Each line should be copied exactly.
···
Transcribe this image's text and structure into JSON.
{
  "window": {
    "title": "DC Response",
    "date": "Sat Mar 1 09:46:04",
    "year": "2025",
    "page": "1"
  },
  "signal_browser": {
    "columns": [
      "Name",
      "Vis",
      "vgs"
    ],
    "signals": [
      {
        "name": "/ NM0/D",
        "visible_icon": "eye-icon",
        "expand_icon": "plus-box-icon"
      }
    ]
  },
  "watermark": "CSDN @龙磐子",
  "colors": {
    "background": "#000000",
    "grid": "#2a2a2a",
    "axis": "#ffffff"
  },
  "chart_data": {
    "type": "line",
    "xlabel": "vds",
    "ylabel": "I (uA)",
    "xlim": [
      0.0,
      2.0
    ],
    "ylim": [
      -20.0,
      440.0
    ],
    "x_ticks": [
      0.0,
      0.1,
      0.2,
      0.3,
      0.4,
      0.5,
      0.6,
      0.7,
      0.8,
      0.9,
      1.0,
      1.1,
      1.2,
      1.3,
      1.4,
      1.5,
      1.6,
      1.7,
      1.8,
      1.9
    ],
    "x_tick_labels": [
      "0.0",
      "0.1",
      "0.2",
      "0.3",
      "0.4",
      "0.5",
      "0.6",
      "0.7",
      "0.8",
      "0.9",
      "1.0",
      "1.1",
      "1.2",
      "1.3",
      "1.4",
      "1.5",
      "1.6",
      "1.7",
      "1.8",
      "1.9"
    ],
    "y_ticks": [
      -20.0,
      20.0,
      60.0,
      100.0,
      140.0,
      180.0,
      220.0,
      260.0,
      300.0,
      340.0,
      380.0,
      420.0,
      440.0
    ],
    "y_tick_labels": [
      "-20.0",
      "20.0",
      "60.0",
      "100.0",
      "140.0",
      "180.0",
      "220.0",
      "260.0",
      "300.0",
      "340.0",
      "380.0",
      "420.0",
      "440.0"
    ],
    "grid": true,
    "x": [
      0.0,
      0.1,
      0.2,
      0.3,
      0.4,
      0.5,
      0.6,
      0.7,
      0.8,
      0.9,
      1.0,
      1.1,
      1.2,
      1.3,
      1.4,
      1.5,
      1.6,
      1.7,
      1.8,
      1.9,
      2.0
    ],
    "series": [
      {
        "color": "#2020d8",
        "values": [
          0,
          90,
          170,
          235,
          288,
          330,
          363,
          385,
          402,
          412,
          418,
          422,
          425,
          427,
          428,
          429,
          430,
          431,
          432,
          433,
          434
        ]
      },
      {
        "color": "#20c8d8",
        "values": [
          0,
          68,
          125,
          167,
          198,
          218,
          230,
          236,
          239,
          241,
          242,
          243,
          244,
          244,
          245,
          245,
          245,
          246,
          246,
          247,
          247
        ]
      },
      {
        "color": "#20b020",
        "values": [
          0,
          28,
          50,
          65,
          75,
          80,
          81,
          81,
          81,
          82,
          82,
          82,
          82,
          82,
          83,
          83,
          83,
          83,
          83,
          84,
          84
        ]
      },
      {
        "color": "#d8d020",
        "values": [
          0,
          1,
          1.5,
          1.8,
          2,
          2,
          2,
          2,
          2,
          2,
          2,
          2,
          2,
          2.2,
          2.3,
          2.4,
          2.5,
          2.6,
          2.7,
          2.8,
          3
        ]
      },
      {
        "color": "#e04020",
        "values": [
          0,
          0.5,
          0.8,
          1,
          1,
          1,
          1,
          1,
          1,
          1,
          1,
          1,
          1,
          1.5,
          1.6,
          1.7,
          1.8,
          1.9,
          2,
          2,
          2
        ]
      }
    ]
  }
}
···
# OUTPUT OF THE TASK
Transcribe this image's text and structure into JSON.
{
  "window": {
    "title": "DC Response",
    "date": "Sat Mar 1 09:46:04",
    "year": "2025",
    "page": "1"
  },
  "signal_browser": {
    "columns": [
      "Name",
      "Vis",
      "vgs"
    ],
    "signals": [
      {
        "name": "/ NM0/D",
        "visible_icon": "eye-icon",
        "expand_icon": "plus-box-icon"
      }
    ]
  },
  "watermark": "CSDN @龙磐子",
  "colors": {
    "background": "#000000",
    "grid": "#2a2a2a",
    "axis": "#ffffff"
  },
  "chart_data": {
    "type": "line",
    "xlabel": "vds",
    "ylabel": "I (uA)",
    "xlim": [
      0.0,
      2.0
    ],
    "ylim": [
      -20.0,
      440.0
    ],
    "x_ticks": [
      0.0,
      0.1,
      0.2,
      0.3,
      0.4,
      0.5,
      0.6,
      0.7,
      0.8,
      0.9,
      1.0,
      1.1,
      1.2,
      1.3,
      1.4,
      1.5,
      1.6,
      1.7,
      1.8,
      1.9
    ],
    "x_tick_labels": [
      "0.0",
      "0.1",
      "0.2",
      "0.3",
      "0.4",
      "0.5",
      "0.6",
      "0.7",
      "0.8",
      "0.9",
      "1.0",
      "1.1",
      "1.2",
      "1.3",
      "1.4",
      "1.5",
      "1.6",
      "1.7",
      "1.8",
      "1.9"
    ],
    "y_ticks": [
      -20.0,
      20.0,
      60.0,
      100.0,
      140.0,
      180.0,
      220.0,
      260.0,
      300.0,
      340.0,
      380.0,
      420.0,
      440.0
    ],
    "y_tick_labels": [
      "-20.0",
      "20.0",
      "60.0",
      "100.0",
      "140.0",
      "180.0",
      "220.0",
      "260.0",
      "300.0",
      "340.0",
      "380.0",
      "420.0",
      "440.0"
    ],
    "grid": true,
    "x": [
      0.0,
      0.1,
      0.2,
      0.3,
      0.4,
      0.5,
      0.6,
      0.7,
      0.8,
      0.9,
      1.0,
      1.1,
      1.2,
      1.3,
      1.4,
      1.5,
      1.6,
      1.7,
      1.8,
      1.9,
      2.0
    ],
    "series": [
      {
        "color": "#2020d8",
        "values": [
          0,
          90,
          170,
          235,
          288,
          330,
          363,
          385,
          402,
          412,
          418,
          422,
          425,
          427,
          428,
          429,
          430,
          431,
          432,
          433,
          434
        ]
      },
      {
        "color": "#20c8d8",
        "values": [
          0,
          68,
          125,
          167,
          198,
          218,
          230,
          236,
          239,
          241,
          242,
          243,
          244,
          244,
          245,
          245,
          245,
          246,
          246,
          247,
          247
        ]
      },
      {
        "color": "#20b020",
        "values": [
          0,
          28,
          50,
          65,
          75,
          80,
          81,
          81,
          81,
          82,
          82,
          82,
          82,
          82,
          83,
          83,
          83,
          83,
          83,
          84,
          84
        ]
      },
      {
        "color": "#d8d020",
        "values": [
          0,
          1,
          1.5,
          1.8,
          2,
          2,
          2,
          2,
          2,
          2,
          2,
          2,
          2,
          2.2,
          2.3,
          2.4,
          2.5,
          2.6,
          2.7,
          2.8,
          3
        ]
      },
      {
        "color": "#e04020",
        "values": [
          0,
          0.5,
          0.8,
          1,
          1,
          1,
          1,
          1,
          1,
          1,
          1,
          1,
          1,
          1.5,
          1.6,
          1.7,
          1.8,
          1.9,
          2,
          2,
          2
        ]
      }
    ]
  }
}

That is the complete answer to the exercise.